====== Data provided

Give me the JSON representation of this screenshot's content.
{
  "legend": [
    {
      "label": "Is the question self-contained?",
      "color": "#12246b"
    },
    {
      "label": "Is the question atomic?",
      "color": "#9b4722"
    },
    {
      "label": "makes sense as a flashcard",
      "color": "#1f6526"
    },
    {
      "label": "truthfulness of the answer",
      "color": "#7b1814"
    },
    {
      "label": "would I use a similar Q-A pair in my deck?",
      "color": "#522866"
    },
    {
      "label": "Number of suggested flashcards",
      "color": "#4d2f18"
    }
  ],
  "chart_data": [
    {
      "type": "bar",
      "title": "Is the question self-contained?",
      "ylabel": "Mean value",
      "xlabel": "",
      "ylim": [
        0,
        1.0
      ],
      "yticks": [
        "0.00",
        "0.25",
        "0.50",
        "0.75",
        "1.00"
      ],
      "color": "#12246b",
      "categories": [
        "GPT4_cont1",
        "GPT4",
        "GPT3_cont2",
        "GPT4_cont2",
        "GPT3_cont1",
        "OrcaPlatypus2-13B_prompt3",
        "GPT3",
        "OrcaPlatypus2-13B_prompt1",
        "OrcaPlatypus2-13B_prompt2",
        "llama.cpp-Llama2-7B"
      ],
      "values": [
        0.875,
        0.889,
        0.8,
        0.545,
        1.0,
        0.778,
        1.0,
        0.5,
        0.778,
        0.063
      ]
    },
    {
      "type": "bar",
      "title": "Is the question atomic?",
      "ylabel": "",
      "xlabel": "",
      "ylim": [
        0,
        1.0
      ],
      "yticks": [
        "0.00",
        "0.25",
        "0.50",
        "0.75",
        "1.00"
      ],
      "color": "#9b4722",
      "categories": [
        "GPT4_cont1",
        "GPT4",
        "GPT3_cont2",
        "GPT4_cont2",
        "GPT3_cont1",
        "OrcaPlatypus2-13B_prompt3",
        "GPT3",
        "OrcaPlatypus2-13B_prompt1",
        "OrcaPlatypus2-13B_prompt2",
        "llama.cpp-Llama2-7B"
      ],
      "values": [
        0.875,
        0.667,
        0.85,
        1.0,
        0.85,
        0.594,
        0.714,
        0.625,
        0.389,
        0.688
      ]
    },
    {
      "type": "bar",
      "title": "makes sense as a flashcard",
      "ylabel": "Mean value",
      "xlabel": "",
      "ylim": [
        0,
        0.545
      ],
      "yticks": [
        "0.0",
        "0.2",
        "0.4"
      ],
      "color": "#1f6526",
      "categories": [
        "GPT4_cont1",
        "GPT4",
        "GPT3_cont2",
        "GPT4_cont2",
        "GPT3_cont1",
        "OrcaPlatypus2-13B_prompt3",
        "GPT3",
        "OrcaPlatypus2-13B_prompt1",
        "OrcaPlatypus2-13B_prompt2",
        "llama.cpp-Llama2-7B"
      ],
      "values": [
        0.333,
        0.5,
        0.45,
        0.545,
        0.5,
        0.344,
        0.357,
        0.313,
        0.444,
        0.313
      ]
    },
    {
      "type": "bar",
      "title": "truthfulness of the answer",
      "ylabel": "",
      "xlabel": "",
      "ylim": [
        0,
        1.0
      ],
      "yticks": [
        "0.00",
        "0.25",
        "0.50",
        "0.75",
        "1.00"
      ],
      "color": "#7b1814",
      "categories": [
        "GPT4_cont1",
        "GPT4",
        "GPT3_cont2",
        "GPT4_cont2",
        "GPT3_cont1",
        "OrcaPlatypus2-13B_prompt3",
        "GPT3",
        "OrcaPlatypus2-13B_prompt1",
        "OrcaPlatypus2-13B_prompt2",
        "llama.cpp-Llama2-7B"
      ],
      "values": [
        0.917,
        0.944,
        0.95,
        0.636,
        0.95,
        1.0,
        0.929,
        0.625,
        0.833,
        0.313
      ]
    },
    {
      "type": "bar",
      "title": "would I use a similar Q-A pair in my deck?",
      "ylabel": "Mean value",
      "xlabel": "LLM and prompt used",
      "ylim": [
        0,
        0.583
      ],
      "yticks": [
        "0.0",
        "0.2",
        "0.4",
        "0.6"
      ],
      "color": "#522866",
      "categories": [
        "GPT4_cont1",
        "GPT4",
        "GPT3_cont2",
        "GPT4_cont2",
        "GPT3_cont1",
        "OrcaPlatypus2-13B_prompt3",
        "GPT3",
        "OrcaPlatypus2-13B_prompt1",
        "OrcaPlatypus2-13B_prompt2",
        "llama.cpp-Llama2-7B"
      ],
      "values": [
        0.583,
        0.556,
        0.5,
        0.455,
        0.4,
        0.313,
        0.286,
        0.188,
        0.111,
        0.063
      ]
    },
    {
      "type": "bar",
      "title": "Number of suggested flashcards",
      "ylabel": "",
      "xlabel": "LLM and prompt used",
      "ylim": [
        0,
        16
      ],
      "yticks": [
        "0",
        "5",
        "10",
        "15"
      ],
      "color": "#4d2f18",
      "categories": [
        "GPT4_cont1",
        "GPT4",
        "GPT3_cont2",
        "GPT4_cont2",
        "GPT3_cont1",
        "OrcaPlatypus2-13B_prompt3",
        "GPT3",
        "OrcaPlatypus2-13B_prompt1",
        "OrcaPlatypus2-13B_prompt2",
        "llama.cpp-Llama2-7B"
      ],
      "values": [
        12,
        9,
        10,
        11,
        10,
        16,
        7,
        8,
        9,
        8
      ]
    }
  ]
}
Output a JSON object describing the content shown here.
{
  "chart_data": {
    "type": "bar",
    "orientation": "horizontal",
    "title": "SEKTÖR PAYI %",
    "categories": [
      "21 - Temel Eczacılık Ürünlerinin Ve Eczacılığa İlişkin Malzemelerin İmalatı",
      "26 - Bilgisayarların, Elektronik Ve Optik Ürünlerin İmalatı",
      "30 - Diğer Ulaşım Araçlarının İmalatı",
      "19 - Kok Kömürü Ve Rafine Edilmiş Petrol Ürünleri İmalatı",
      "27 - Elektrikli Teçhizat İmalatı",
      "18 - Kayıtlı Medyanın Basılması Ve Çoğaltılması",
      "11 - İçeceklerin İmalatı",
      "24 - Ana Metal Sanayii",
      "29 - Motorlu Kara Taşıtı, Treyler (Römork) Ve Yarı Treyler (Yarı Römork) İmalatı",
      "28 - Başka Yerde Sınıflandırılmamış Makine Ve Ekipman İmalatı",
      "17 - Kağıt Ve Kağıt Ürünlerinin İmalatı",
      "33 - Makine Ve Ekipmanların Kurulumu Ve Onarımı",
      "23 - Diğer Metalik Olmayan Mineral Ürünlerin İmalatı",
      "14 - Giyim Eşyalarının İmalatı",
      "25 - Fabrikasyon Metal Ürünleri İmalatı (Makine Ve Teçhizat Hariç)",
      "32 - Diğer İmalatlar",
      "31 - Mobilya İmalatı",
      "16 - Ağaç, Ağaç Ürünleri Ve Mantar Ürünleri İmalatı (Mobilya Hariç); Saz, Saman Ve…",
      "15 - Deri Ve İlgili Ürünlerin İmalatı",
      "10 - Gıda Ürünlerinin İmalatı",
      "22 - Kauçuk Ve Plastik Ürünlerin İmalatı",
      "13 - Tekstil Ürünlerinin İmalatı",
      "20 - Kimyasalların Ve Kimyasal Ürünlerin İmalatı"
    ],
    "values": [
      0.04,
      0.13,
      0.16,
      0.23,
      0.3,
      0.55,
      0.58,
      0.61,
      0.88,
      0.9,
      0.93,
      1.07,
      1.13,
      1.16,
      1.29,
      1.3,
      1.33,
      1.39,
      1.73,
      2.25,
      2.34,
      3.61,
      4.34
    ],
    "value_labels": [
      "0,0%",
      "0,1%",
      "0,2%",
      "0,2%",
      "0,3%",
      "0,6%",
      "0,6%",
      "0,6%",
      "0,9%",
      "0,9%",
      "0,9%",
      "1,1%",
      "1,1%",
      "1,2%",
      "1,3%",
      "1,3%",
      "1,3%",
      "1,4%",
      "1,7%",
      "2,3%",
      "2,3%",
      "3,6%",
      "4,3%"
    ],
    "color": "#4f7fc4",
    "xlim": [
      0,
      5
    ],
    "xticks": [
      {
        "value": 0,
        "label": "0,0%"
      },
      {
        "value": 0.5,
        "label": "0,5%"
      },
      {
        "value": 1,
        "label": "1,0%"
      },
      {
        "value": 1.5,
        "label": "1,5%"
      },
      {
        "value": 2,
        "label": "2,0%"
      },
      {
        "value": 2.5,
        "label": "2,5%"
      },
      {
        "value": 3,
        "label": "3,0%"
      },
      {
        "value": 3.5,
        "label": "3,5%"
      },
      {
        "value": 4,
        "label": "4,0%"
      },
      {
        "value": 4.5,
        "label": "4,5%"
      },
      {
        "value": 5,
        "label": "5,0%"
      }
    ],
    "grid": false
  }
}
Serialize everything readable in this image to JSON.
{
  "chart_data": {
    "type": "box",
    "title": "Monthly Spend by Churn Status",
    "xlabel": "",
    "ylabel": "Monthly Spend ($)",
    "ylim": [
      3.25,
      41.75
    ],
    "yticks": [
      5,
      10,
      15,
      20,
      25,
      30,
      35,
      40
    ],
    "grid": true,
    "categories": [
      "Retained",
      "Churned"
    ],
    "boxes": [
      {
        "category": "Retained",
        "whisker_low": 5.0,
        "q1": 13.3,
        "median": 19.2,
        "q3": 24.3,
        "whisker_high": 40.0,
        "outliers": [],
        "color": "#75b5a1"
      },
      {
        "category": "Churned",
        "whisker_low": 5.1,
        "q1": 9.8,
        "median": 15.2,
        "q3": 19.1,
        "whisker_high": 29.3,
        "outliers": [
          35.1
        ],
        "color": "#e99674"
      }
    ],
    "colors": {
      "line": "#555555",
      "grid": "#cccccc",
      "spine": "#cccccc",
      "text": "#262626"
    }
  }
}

============

Objective: Identify every line where the string "JSON" appears.

The response:
Give me the JSON representation of this screenshot's content.
Output a JSON object describing the content shown here.
Serialize everything readable in this image to JSON.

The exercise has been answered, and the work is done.